▸ EXERCISE INSTRUCTIONS
Check each line of the listing below for the word "đoạn" and say how many lines have it. Nothing else should be written.

▸ TASK MATERIAL
☆ ☆ ☆ ☆

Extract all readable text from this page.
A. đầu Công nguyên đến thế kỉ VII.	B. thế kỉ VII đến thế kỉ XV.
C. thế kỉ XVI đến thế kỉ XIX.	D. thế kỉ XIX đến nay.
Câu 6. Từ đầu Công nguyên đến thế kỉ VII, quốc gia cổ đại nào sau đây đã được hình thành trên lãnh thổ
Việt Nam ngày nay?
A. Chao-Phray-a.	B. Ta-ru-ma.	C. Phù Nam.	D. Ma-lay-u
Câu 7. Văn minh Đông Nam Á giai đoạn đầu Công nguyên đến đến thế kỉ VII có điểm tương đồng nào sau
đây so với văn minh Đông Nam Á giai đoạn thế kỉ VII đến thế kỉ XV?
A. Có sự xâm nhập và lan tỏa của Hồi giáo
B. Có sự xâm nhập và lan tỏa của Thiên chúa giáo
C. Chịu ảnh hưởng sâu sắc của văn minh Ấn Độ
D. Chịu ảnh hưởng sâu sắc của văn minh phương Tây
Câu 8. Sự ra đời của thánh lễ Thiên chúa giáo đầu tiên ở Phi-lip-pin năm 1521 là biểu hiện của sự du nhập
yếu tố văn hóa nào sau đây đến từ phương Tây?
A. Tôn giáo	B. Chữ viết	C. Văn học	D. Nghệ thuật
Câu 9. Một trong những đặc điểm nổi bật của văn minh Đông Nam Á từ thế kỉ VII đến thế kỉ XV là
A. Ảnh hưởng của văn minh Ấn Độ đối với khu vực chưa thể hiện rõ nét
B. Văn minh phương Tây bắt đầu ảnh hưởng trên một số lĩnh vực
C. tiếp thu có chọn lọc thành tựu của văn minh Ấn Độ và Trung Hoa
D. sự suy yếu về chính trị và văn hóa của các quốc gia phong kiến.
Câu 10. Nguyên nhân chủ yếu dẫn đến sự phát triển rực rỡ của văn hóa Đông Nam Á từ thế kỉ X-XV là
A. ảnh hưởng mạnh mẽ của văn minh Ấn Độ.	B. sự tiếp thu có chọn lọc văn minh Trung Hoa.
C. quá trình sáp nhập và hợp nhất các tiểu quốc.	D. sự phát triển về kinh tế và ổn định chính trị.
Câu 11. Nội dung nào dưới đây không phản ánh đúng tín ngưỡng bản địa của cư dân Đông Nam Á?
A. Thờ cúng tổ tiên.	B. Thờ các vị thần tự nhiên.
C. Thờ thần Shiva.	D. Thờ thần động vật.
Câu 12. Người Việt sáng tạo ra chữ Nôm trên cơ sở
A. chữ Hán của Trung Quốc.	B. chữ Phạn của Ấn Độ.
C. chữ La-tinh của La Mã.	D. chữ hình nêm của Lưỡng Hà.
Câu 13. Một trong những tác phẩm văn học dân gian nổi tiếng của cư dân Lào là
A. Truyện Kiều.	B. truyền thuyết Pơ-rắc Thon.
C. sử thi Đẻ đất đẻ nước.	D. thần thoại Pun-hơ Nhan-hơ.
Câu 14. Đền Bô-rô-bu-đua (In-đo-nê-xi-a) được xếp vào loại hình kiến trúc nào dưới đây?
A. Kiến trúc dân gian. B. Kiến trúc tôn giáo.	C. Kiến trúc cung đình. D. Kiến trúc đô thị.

☆ ☆ ☆ ☆

▸ SOLUTION TO THIS EXERCISE
2